>>>
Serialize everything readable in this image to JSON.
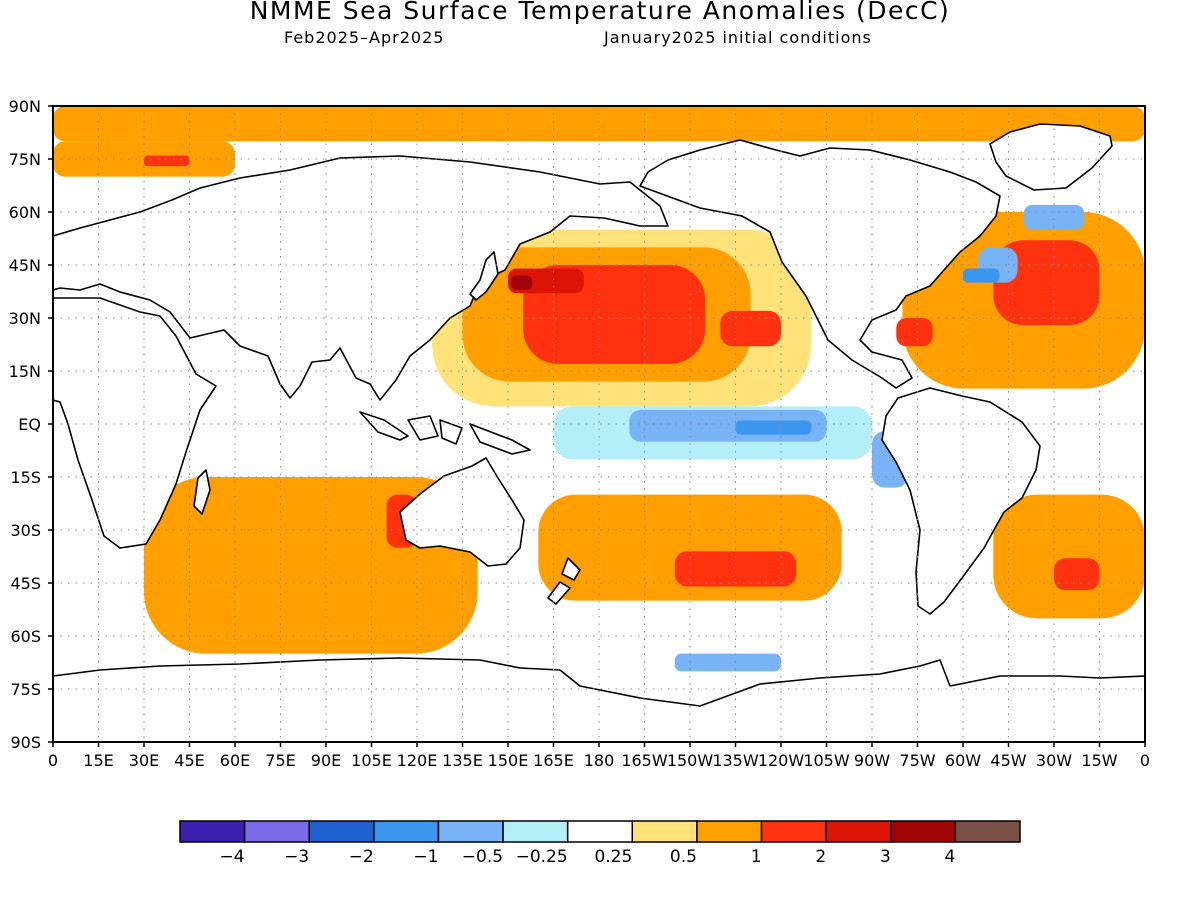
{
  "title": "NMME Sea Surface Temperature Anomalies (DecC)",
  "subtitle_left": "Feb2025–Apr2025",
  "subtitle_right": "January2025 initial conditions",
  "map": {
    "lon_range": [
      0,
      360
    ],
    "lat_range": [
      -90,
      90
    ],
    "grid": "dotted",
    "y_ticks": [
      {
        "lat": 90,
        "label": "90N"
      },
      {
        "lat": 75,
        "label": "75N"
      },
      {
        "lat": 60,
        "label": "60N"
      },
      {
        "lat": 45,
        "label": "45N"
      },
      {
        "lat": 30,
        "label": "30N"
      },
      {
        "lat": 15,
        "label": "15N"
      },
      {
        "lat": 0,
        "label": "EQ"
      },
      {
        "lat": -15,
        "label": "15S"
      },
      {
        "lat": -30,
        "label": "30S"
      },
      {
        "lat": -45,
        "label": "45S"
      },
      {
        "lat": -60,
        "label": "60S"
      },
      {
        "lat": -75,
        "label": "75S"
      },
      {
        "lat": -90,
        "label": "90S"
      }
    ],
    "x_ticks": [
      {
        "lon": 0,
        "label": "0"
      },
      {
        "lon": 15,
        "label": "15E"
      },
      {
        "lon": 30,
        "label": "30E"
      },
      {
        "lon": 45,
        "label": "45E"
      },
      {
        "lon": 60,
        "label": "60E"
      },
      {
        "lon": 75,
        "label": "75E"
      },
      {
        "lon": 90,
        "label": "90E"
      },
      {
        "lon": 105,
        "label": "105E"
      },
      {
        "lon": 120,
        "label": "120E"
      },
      {
        "lon": 135,
        "label": "135E"
      },
      {
        "lon": 150,
        "label": "150E"
      },
      {
        "lon": 165,
        "label": "165E"
      },
      {
        "lon": 180,
        "label": "180"
      },
      {
        "lon": 195,
        "label": "165W"
      },
      {
        "lon": 210,
        "label": "150W"
      },
      {
        "lon": 225,
        "label": "135W"
      },
      {
        "lon": 240,
        "label": "120W"
      },
      {
        "lon": 255,
        "label": "105W"
      },
      {
        "lon": 270,
        "label": "90W"
      },
      {
        "lon": 285,
        "label": "75W"
      },
      {
        "lon": 300,
        "label": "60W"
      },
      {
        "lon": 315,
        "label": "45W"
      },
      {
        "lon": 330,
        "label": "30W"
      },
      {
        "lon": 345,
        "label": "15W"
      },
      {
        "lon": 360,
        "label": "0"
      }
    ]
  },
  "colorbar": {
    "colors": [
      "#3d1fb0",
      "#7b6ae8",
      "#1f60d0",
      "#3c96f0",
      "#78b4f5",
      "#b4eef8",
      "#ffffff",
      "#ffe27a",
      "#ffa000",
      "#ff3210",
      "#dc1405",
      "#a00505",
      "#7a5046"
    ],
    "labels": [
      "−4",
      "−3",
      "−2",
      "−1",
      "−0.5",
      "−0.25",
      "0.25",
      "0.5",
      "1",
      "2",
      "3",
      "4"
    ]
  },
  "anomaly_regions": [
    {
      "level": 0.5,
      "lon": [
        0,
        360
      ],
      "lat": [
        80,
        90
      ]
    },
    {
      "level": 0.5,
      "lon": [
        0,
        60
      ],
      "lat": [
        70,
        80
      ]
    },
    {
      "level": 1,
      "lon": [
        30,
        45
      ],
      "lat": [
        73,
        76
      ]
    },
    {
      "level": 0.25,
      "lon": [
        125,
        250
      ],
      "lat": [
        5,
        55
      ]
    },
    {
      "level": 0.5,
      "lon": [
        135,
        230
      ],
      "lat": [
        12,
        50
      ]
    },
    {
      "level": 1,
      "lon": [
        155,
        215
      ],
      "lat": [
        17,
        45
      ]
    },
    {
      "level": 1,
      "lon": [
        220,
        240
      ],
      "lat": [
        22,
        32
      ]
    },
    {
      "level": 2,
      "lon": [
        150,
        175
      ],
      "lat": [
        37,
        44
      ]
    },
    {
      "level": 3,
      "lon": [
        151,
        158
      ],
      "lat": [
        38,
        42
      ]
    },
    {
      "level": 0.5,
      "lon": [
        280,
        360
      ],
      "lat": [
        10,
        60
      ]
    },
    {
      "level": 1,
      "lon": [
        310,
        345
      ],
      "lat": [
        28,
        52
      ]
    },
    {
      "level": 1,
      "lon": [
        278,
        290
      ],
      "lat": [
        22,
        30
      ]
    },
    {
      "level": -0.5,
      "lon": [
        305,
        318
      ],
      "lat": [
        40,
        50
      ]
    },
    {
      "level": -1,
      "lon": [
        300,
        312
      ],
      "lat": [
        40,
        44
      ]
    },
    {
      "level": -0.5,
      "lon": [
        320,
        340
      ],
      "lat": [
        55,
        62
      ]
    },
    {
      "level": -0.25,
      "lon": [
        165,
        270
      ],
      "lat": [
        -10,
        5
      ]
    },
    {
      "level": -0.5,
      "lon": [
        190,
        255
      ],
      "lat": [
        -5,
        4
      ]
    },
    {
      "level": -1,
      "lon": [
        225,
        250
      ],
      "lat": [
        -3,
        1
      ]
    },
    {
      "level": -0.5,
      "lon": [
        270,
        282
      ],
      "lat": [
        -18,
        -2
      ]
    },
    {
      "level": 0.5,
      "lon": [
        160,
        260
      ],
      "lat": [
        -50,
        -20
      ]
    },
    {
      "level": 1,
      "lon": [
        205,
        245
      ],
      "lat": [
        -46,
        -36
      ]
    },
    {
      "level": 0.5,
      "lon": [
        30,
        140
      ],
      "lat": [
        -65,
        -15
      ]
    },
    {
      "level": 1,
      "lon": [
        110,
        120
      ],
      "lat": [
        -35,
        -20
      ]
    },
    {
      "level": 0.5,
      "lon": [
        310,
        360
      ],
      "lat": [
        -55,
        -20
      ]
    },
    {
      "level": 1,
      "lon": [
        330,
        345
      ],
      "lat": [
        -47,
        -38
      ]
    },
    {
      "level": -0.5,
      "lon": [
        205,
        240
      ],
      "lat": [
        -70,
        -65
      ]
    }
  ]
}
<<<
> _PROBLEM TO WORK ON_
Transcribe the material exactly, leaving every picture out.

> _CORRECT OUTPUT_
Serialize everything readable in this image to JSON.
{
  "title": "NMME Sea Surface Temperature Anomalies (DecC)",
  "subtitle_left": "Feb2025–Apr2025",
  "subtitle_right": "January2025 initial conditions",
  "map": {
    "lon_range": [
      0,
      360
    ],
    "lat_range": [
      -90,
      90
    ],
    "grid": "dotted",
    "y_ticks": [
      {
        "lat": 90,
        "label": "90N"
      },
      {
        "lat": 75,
        "label": "75N"
      },
      {
        "lat": 60,
        "label": "60N"
      },
      {
        "lat": 45,
        "label": "45N"
      },
      {
        "lat": 30,
        "label": "30N"
      },
      {
        "lat": 15,
        "label": "15N"
      },
      {
        "lat": 0,
        "label": "EQ"
      },
      {
        "lat": -15,
        "label": "15S"
      },
      {
        "lat": -30,
        "label": "30S"
      },
      {
        "lat": -45,
        "label": "45S"
      },
      {
        "lat": -60,
        "label": "60S"
      },
      {
        "lat": -75,
        "label": "75S"
      },
      {
        "lat": -90,
        "label": "90S"
      }
    ],
    "x_ticks": [
      {
        "lon": 0,
        "label": "0"
      },
      {
        "lon": 15,
        "label": "15E"
      },
      {
        "lon": 30,
        "label": "30E"
      },
      {
        "lon": 45,
        "label": "45E"
      },
      {
        "lon": 60,
        "label": "60E"
      },
      {
        "lon": 75,
        "label": "75E"
      },
      {
        "lon": 90,
        "label": "90E"
      },
      {
        "lon": 105,
        "label": "105E"
      },
      {
        "lon": 120,
        "label": "120E"
      },
      {
        "lon": 135,
        "label": "135E"
      },
      {
        "lon": 150,
        "label": "150E"
      },
      {
        "lon": 165,
        "label": "165E"
      },
      {
        "lon": 180,
        "label": "180"
      },
      {
        "lon": 195,
        "label": "165W"
      },
      {
        "lon": 210,
        "label": "150W"
      },
      {
        "lon": 225,
        "label": "135W"
      },
      {
        "lon": 240,
        "label": "120W"
      },
      {
        "lon": 255,
        "label": "105W"
      },
      {
        "lon": 270,
        "label": "90W"
      },
      {
        "lon": 285,
        "label": "75W"
      },
      {
        "lon": 300,
        "label": "60W"
      },
      {
        "lon": 315,
        "label": "45W"
      },
      {
        "lon": 330,
        "label": "30W"
      },
      {
        "lon": 345,
        "label": "15W"
      },
      {
        "lon": 360,
        "label": "0"
      }
    ]
  },
  "colorbar": {
    "colors": [
      "#3d1fb0",
      "#7b6ae8",
      "#1f60d0",
      "#3c96f0",
      "#78b4f5",
      "#b4eef8",
      "#ffffff",
      "#ffe27a",
      "#ffa000",
      "#ff3210",
      "#dc1405",
      "#a00505",
      "#7a5046"
    ],
    "labels": [
      "−4",
      "−3",
      "−2",
      "−1",
      "−0.5",
      "−0.25",
      "0.25",
      "0.5",
      "1",
      "2",
      "3",
      "4"
    ]
  },
  "anomaly_regions": [
    {
      "level": 0.5,
      "lon": [
        0,
        360
      ],
      "lat": [
        80,
        90
      ]
    },
    {
      "level": 0.5,
      "lon": [
        0,
        60
      ],
      "lat": [
        70,
        80
      ]
    },
    {
      "level": 1,
      "lon": [
        30,
        45
      ],
      "lat": [
        73,
        76
      ]
    },
    {
      "level": 0.25,
      "lon": [
        125,
        250
      ],
      "lat": [
        5,
        55
      ]
    },
    {
      "level": 0.5,
      "lon": [
        135,
        230
      ],
      "lat": [
        12,
        50
      ]
    },
    {
      "level": 1,
      "lon": [
        155,
        215
      ],
      "lat": [
        17,
        45
      ]
    },
    {
      "level": 1,
      "lon": [
        220,
        240
      ],
      "lat": [
        22,
        32
      ]
    },
    {
      "level": 2,
      "lon": [
        150,
        175
      ],
      "lat": [
        37,
        44
      ]
    },
    {
      "level": 3,
      "lon": [
        151,
        158
      ],
      "lat": [
        38,
        42
      ]
    },
    {
      "level": 0.5,
      "lon": [
        280,
        360
      ],
      "lat": [
        10,
        60
      ]
    },
    {
      "level": 1,
      "lon": [
        310,
        345
      ],
      "lat": [
        28,
        52
      ]
    },
    {
      "level": 1,
      "lon": [
        278,
        290
      ],
      "lat": [
        22,
        30
      ]
    },
    {
      "level": -0.5,
      "lon": [
        305,
        318
      ],
      "lat": [
        40,
        50
      ]
    },
    {
      "level": -1,
      "lon": [
        300,
        312
      ],
      "lat": [
        40,
        44
      ]
    },
    {
      "level": -0.5,
      "lon": [
        320,
        340
      ],
      "lat": [
        55,
        62
      ]
    },
    {
      "level": -0.25,
      "lon": [
        165,
        270
      ],
      "lat": [
        -10,
        5
      ]
    },
    {
      "level": -0.5,
      "lon": [
        190,
        255
      ],
      "lat": [
        -5,
        4
      ]
    },
    {
      "level": -1,
      "lon": [
        225,
        250
      ],
      "lat": [
        -3,
        1
      ]
    },
    {
      "level": -0.5,
      "lon": [
        270,
        282
      ],
      "lat": [
        -18,
        -2
      ]
    },
    {
      "level": 0.5,
      "lon": [
        160,
        260
      ],
      "lat": [
        -50,
        -20
      ]
    },
    {
      "level": 1,
      "lon": [
        205,
        245
      ],
      "lat": [
        -46,
        -36
      ]
    },
    {
      "level": 0.5,
      "lon": [
        30,
        140
      ],
      "lat": [
        -65,
        -15
      ]
    },
    {
      "level": 1,
      "lon": [
        110,
        120
      ],
      "lat": [
        -35,
        -20
      ]
    },
    {
      "level": 0.5,
      "lon": [
        310,
        360
      ],
      "lat": [
        -55,
        -20
      ]
    },
    {
      "level": 1,
      "lon": [
        330,
        345
      ],
      "lat": [
        -47,
        -38
      ]
    },
    {
      "level": -0.5,
      "lon": [
        205,
        240
      ],
      "lat": [
        -70,
        -65
      ]
    }
  ]
}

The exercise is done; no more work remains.